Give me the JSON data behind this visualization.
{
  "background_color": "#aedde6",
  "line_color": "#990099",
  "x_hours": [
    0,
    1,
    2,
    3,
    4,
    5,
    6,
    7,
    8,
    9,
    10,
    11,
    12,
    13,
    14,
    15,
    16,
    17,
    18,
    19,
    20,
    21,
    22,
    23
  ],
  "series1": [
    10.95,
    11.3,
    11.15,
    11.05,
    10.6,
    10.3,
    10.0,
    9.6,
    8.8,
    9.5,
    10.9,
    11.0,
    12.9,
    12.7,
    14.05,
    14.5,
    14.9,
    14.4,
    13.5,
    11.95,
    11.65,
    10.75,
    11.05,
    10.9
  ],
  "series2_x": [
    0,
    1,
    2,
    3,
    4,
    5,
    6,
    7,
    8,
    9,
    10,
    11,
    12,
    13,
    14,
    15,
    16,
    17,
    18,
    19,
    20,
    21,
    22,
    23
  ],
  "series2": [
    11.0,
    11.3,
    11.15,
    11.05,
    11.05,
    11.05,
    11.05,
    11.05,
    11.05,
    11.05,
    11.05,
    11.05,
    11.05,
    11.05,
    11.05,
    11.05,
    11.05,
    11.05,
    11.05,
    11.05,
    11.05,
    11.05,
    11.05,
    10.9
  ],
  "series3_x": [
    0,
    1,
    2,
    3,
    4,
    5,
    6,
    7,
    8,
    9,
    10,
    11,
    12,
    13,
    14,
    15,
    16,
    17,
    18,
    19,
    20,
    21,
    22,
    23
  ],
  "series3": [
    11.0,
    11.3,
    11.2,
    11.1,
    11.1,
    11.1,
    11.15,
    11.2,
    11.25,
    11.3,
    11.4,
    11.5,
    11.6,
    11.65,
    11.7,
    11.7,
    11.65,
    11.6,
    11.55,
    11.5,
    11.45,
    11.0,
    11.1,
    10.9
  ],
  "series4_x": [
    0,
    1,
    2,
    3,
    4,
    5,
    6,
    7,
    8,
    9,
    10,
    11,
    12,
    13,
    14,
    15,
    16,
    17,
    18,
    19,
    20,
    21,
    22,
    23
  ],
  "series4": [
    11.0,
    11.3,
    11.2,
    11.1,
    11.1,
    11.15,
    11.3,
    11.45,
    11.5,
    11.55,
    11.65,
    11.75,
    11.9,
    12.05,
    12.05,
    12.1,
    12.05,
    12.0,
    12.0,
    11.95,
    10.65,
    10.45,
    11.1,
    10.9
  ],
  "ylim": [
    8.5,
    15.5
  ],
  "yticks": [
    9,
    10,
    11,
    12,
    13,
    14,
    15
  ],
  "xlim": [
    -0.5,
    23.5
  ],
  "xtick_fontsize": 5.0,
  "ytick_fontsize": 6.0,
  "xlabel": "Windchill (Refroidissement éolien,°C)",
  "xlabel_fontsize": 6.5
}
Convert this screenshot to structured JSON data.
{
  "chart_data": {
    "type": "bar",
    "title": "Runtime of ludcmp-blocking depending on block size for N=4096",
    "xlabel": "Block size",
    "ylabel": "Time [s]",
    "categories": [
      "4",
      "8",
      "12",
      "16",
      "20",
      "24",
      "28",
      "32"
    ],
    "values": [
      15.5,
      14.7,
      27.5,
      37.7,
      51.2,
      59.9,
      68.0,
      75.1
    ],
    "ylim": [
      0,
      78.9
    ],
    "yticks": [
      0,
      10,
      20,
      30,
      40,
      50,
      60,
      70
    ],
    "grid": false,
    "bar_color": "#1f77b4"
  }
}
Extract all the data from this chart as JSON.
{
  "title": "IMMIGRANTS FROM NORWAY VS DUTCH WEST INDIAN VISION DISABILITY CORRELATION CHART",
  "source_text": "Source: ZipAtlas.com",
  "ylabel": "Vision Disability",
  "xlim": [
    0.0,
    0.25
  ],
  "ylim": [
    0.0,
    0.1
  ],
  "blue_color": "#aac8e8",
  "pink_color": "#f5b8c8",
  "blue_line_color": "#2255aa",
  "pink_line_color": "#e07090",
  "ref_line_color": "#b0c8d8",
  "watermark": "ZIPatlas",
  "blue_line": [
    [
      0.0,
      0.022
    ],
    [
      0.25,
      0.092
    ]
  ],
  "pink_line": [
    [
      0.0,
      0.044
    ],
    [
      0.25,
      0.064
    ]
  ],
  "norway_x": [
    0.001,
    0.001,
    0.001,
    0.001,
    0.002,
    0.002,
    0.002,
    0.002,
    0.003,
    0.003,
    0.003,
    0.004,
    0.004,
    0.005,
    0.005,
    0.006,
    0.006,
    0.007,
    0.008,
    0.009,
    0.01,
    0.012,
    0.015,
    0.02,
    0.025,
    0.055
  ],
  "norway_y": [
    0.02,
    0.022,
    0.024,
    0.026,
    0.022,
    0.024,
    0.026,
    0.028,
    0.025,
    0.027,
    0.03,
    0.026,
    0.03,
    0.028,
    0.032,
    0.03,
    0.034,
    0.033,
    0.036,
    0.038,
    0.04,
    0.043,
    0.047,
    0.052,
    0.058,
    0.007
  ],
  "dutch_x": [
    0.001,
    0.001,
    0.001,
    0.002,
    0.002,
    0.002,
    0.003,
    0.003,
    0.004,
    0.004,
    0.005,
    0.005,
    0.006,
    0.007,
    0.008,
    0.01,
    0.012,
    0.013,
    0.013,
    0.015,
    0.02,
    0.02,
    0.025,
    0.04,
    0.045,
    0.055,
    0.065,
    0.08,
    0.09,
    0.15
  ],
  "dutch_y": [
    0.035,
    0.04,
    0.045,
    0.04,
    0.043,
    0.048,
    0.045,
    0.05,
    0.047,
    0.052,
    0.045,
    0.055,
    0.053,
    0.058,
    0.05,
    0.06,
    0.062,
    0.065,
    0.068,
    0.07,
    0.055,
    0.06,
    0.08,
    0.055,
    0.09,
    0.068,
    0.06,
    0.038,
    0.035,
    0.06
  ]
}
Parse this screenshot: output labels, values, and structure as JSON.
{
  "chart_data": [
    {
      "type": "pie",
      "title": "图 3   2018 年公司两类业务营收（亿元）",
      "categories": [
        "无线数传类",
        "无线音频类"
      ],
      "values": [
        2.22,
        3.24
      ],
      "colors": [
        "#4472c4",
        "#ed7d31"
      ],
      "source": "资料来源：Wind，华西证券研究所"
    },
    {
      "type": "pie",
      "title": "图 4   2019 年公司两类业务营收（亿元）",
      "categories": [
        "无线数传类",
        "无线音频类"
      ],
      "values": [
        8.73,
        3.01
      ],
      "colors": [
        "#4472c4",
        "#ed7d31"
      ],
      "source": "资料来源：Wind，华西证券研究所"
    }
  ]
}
========
**What you should do:** Return all of the data exactly as it reads.

**Correct output:**
Give me the JSON data behind this visualization.
{
  "background_color": "#aedde6",
  "line_color": "#990099",
  "x_hours": [
    0,
    1,
    2,
    3,
    4,
    5,
    6,
    7,
    8,
    9,
    10,
    11,
    12,
    13,
    14,
    15,
    16,
    17,
    18,
    19,
    20,
    21,
    22,
    23
  ],
  "series1": [
    10.95,
    11.3,
    11.15,
    11.05,
    10.6,
    10.3,
    10.0,
    9.6,
    8.8,
    9.5,
    10.9,
    11.0,
    12.9,
    12.7,
    14.05,
    14.5,
    14.9,
    14.4,
    13.5,
    11.95,
    11.65,
    10.75,
    11.05,
    10.9
  ],
  "series2_x": [
    0,
    1,
    2,
    3,
    4,
    5,
    6,
    7,
    8,
    9,
    10,
    11,
    12,
    13,
    14,
    15,
    16,
    17,
    18,
    19,
    20,
    21,
    22,
    23
  ],
  "series2": [
    11.0,
    11.3,
    11.15,
    11.05,
    11.05,
    11.05,
    11.05,
    11.05,
    11.05,
    11.05,
    11.05,
    11.05,
    11.05,
    11.05,
    11.05,
    11.05,
    11.05,
    11.05,
    11.05,
    11.05,
    11.05,
    11.05,
    11.05,
    10.9
  ],
  "series3_x": [
    0,
    1,
    2,
    3,
    4,
    5,
    6,
    7,
    8,
    9,
    10,
    11,
    12,
    13,
    14,
    15,
    16,
    17,
    18,
    19,
    20,
    21,
    22,
    23
  ],
  "series3": [
    11.0,
    11.3,
    11.2,
    11.1,
    11.1,
    11.1,
    11.15,
    11.2,
    11.25,
    11.3,
    11.4,
    11.5,
    11.6,
    11.65,
    11.7,
    11.7,
    11.65,
    11.6,
    11.55,
    11.5,
    11.45,
    11.0,
    11.1,
    10.9
  ],
  "series4_x": [
    0,
    1,
    2,
    3,
    4,
    5,
    6,
    7,
    8,
    9,
    10,
    11,
    12,
    13,
    14,
    15,
    16,
    17,
    18,
    19,
    20,
    21,
    22,
    23
  ],
  "series4": [
    11.0,
    11.3,
    11.2,
    11.1,
    11.1,
    11.15,
    11.3,
    11.45,
    11.5,
    11.55,
    11.65,
    11.75,
    11.9,
    12.05,
    12.05,
    12.1,
    12.05,
    12.0,
    12.0,
    11.95,
    10.65,
    10.45,
    11.1,
    10.9
  ],
  "ylim": [
    8.5,
    15.5
  ],
  "yticks": [
    9,
    10,
    11,
    12,
    13,
    14,
    15
  ],
  "xlim": [
    -0.5,
    23.5
  ],
  "xtick_fontsize": 5.0,
  "ytick_fontsize": 6.0,
  "xlabel": "Windchill (Refroidissement éolien,°C)",
  "xlabel_fontsize": 6.5
}
Convert this screenshot to structured JSON data.
{
  "chart_data": {
    "type": "bar",
    "title": "Runtime of ludcmp-blocking depending on block size for N=4096",
    "xlabel": "Block size",
    "ylabel": "Time [s]",
    "categories": [
      "4",
      "8",
      "12",
      "16",
      "20",
      "24",
      "28",
      "32"
    ],
    "values": [
      15.5,
      14.7,
      27.5,
      37.7,
      51.2,
      59.9,
      68.0,
      75.1
    ],
    "ylim": [
      0,
      78.9
    ],
    "yticks": [
      0,
      10,
      20,
      30,
      40,
      50,
      60,
      70
    ],
    "grid": false,
    "bar_color": "#1f77b4"
  }
}
Extract all the data from this chart as JSON.
{
  "title": "IMMIGRANTS FROM NORWAY VS DUTCH WEST INDIAN VISION DISABILITY CORRELATION CHART",
  "source_text": "Source: ZipAtlas.com",
  "ylabel": "Vision Disability",
  "xlim": [
    0.0,
    0.25
  ],
  "ylim": [
    0.0,
    0.1
  ],
  "blue_color": "#aac8e8",
  "pink_color": "#f5b8c8",
  "blue_line_color": "#2255aa",
  "pink_line_color": "#e07090",
  "ref_line_color": "#b0c8d8",
  "watermark": "ZIPatlas",
  "blue_line": [
    [
      0.0,
      0.022
    ],
    [
      0.25,
      0.092
    ]
  ],
  "pink_line": [
    [
      0.0,
      0.044
    ],
    [
      0.25,
      0.064
    ]
  ],
  "norway_x": [
    0.001,
    0.001,
    0.001,
    0.001,
    0.002,
    0.002,
    0.002,
    0.002,
    0.003,
    0.003,
    0.003,
    0.004,
    0.004,
    0.005,
    0.005,
    0.006,
    0.006,
    0.007,
    0.008,
    0.009,
    0.01,
    0.012,
    0.015,
    0.02,
    0.025,
    0.055
  ],
  "norway_y": [
    0.02,
    0.022,
    0.024,
    0.026,
    0.022,
    0.024,
    0.026,
    0.028,
    0.025,
    0.027,
    0.03,
    0.026,
    0.03,
    0.028,
    0.032,
    0.03,
    0.034,
    0.033,
    0.036,
    0.038,
    0.04,
    0.043,
    0.047,
    0.052,
    0.058,
    0.007
  ],
  "dutch_x": [
    0.001,
    0.001,
    0.001,
    0.002,
    0.002,
    0.002,
    0.003,
    0.003,
    0.004,
    0.004,
    0.005,
    0.005,
    0.006,
    0.007,
    0.008,
    0.01,
    0.012,
    0.013,
    0.013,
    0.015,
    0.02,
    0.02,
    0.025,
    0.04,
    0.045,
    0.055,
    0.065,
    0.08,
    0.09,
    0.15
  ],
  "dutch_y": [
    0.035,
    0.04,
    0.045,
    0.04,
    0.043,
    0.048,
    0.045,
    0.05,
    0.047,
    0.052,
    0.045,
    0.055,
    0.053,
    0.058,
    0.05,
    0.06,
    0.062,
    0.065,
    0.068,
    0.07,
    0.055,
    0.06,
    0.08,
    0.055,
    0.09,
    0.068,
    0.06,
    0.038,
    0.035,
    0.06
  ]
}
Parse this screenshot: output labels, values, and structure as JSON.
{
  "chart_data": [
    {
      "type": "pie",
      "title": "图 3   2018 年公司两类业务营收（亿元）",
      "categories": [
        "无线数传类",
        "无线音频类"
      ],
      "values": [
        2.22,
        3.24
      ],
      "colors": [
        "#4472c4",
        "#ed7d31"
      ],
      "source": "资料来源：Wind，华西证券研究所"
    },
    {
      "type": "pie",
      "title": "图 4   2019 年公司两类业务营收（亿元）",
      "categories": [
        "无线数传类",
        "无线音频类"
      ],
      "values": [
        8.73,
        3.01
      ],
      "colors": [
        "#4472c4",
        "#ed7d31"
      ],
      "source": "资料来源：Wind，华西证券研究所"
    }
  ]
}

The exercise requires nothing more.